--- Record list ---
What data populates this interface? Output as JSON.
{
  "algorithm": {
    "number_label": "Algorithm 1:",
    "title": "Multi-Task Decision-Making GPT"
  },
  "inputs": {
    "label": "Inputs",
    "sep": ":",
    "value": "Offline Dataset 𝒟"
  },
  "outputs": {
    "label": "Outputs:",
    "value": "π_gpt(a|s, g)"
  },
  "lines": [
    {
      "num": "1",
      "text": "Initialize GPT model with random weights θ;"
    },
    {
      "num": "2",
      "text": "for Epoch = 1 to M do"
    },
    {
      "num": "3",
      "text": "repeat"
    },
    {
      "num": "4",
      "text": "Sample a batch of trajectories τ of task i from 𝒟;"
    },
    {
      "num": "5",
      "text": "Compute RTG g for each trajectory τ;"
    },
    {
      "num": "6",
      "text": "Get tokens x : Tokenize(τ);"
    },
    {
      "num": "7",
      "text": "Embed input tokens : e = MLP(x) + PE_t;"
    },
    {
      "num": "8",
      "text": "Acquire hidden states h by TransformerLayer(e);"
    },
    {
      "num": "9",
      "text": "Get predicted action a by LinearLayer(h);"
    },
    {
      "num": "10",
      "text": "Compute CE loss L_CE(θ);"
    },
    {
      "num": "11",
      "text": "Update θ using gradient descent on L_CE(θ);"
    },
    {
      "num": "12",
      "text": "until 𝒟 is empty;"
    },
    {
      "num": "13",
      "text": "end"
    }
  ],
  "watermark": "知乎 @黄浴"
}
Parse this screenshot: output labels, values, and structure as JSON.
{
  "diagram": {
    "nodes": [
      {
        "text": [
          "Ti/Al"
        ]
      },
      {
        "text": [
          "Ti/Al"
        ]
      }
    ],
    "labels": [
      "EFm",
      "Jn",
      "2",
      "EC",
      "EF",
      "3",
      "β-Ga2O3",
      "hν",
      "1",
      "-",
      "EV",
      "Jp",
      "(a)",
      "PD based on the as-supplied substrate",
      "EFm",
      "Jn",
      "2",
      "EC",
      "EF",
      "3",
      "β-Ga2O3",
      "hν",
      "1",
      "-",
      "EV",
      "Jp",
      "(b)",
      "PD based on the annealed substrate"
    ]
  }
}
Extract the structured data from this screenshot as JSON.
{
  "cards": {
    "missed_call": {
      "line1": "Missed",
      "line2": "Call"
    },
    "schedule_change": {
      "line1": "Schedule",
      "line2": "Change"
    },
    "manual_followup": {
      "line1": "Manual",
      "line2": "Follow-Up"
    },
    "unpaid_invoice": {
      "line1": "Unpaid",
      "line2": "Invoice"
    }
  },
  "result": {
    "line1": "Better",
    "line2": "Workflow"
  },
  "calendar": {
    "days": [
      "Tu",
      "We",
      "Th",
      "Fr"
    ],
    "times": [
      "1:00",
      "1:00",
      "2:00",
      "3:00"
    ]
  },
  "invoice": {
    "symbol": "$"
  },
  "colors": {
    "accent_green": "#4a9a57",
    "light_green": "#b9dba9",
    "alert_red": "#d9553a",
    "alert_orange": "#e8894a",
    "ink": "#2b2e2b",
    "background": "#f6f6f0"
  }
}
---
Problem statement:
Give the listing again, word for word.

Solved problem:
What data populates this interface? Output as JSON.
{
  "algorithm": {
    "number_label": "Algorithm 1:",
    "title": "Multi-Task Decision-Making GPT"
  },
  "inputs": {
    "label": "Inputs",
    "sep": ":",
    "value": "Offline Dataset 𝒟"
  },
  "outputs": {
    "label": "Outputs:",
    "value": "π_gpt(a|s, g)"
  },
  "lines": [
    {
      "num": "1",
      "text": "Initialize GPT model with random weights θ;"
    },
    {
      "num": "2",
      "text": "for Epoch = 1 to M do"
    },
    {
      "num": "3",
      "text": "repeat"
    },
    {
      "num": "4",
      "text": "Sample a batch of trajectories τ of task i from 𝒟;"
    },
    {
      "num": "5",
      "text": "Compute RTG g for each trajectory τ;"
    },
    {
      "num": "6",
      "text": "Get tokens x : Tokenize(τ);"
    },
    {
      "num": "7",
      "text": "Embed input tokens : e = MLP(x) + PE_t;"
    },
    {
      "num": "8",
      "text": "Acquire hidden states h by TransformerLayer(e);"
    },
    {
      "num": "9",
      "text": "Get predicted action a by LinearLayer(h);"
    },
    {
      "num": "10",
      "text": "Compute CE loss L_CE(θ);"
    },
    {
      "num": "11",
      "text": "Update θ using gradient descent on L_CE(θ);"
    },
    {
      "num": "12",
      "text": "until 𝒟 is empty;"
    },
    {
      "num": "13",
      "text": "end"
    }
  ],
  "watermark": "知乎 @黄浴"
}
Parse this screenshot: output labels, values, and structure as JSON.
{
  "diagram": {
    "nodes": [
      {
        "text": [
          "Ti/Al"
        ]
      },
      {
        "text": [
          "Ti/Al"
        ]
      }
    ],
    "labels": [
      "EFm",
      "Jn",
      "2",
      "EC",
      "EF",
      "3",
      "β-Ga2O3",
      "hν",
      "1",
      "-",
      "EV",
      "Jp",
      "(a)",
      "PD based on the as-supplied substrate",
      "EFm",
      "Jn",
      "2",
      "EC",
      "EF",
      "3",
      "β-Ga2O3",
      "hν",
      "1",
      "-",
      "EV",
      "Jp",
      "(b)",
      "PD based on the annealed substrate"
    ]
  }
}
Extract the structured data from this screenshot as JSON.
{
  "cards": {
    "missed_call": {
      "line1": "Missed",
      "line2": "Call"
    },
    "schedule_change": {
      "line1": "Schedule",
      "line2": "Change"
    },
    "manual_followup": {
      "line1": "Manual",
      "line2": "Follow-Up"
    },
    "unpaid_invoice": {
      "line1": "Unpaid",
      "line2": "Invoice"
    }
  },
  "result": {
    "line1": "Better",
    "line2": "Workflow"
  },
  "calendar": {
    "days": [
      "Tu",
      "We",
      "Th",
      "Fr"
    ],
    "times": [
      "1:00",
      "1:00",
      "2:00",
      "3:00"
    ]
  },
  "invoice": {
    "symbol": "$"
  },
  "colors": {
    "accent_green": "#4a9a57",
    "light_green": "#b9dba9",
    "alert_red": "#d9553a",
    "alert_orange": "#e8894a",
    "ink": "#2b2e2b",
    "background": "#f6f6f0"
  }
}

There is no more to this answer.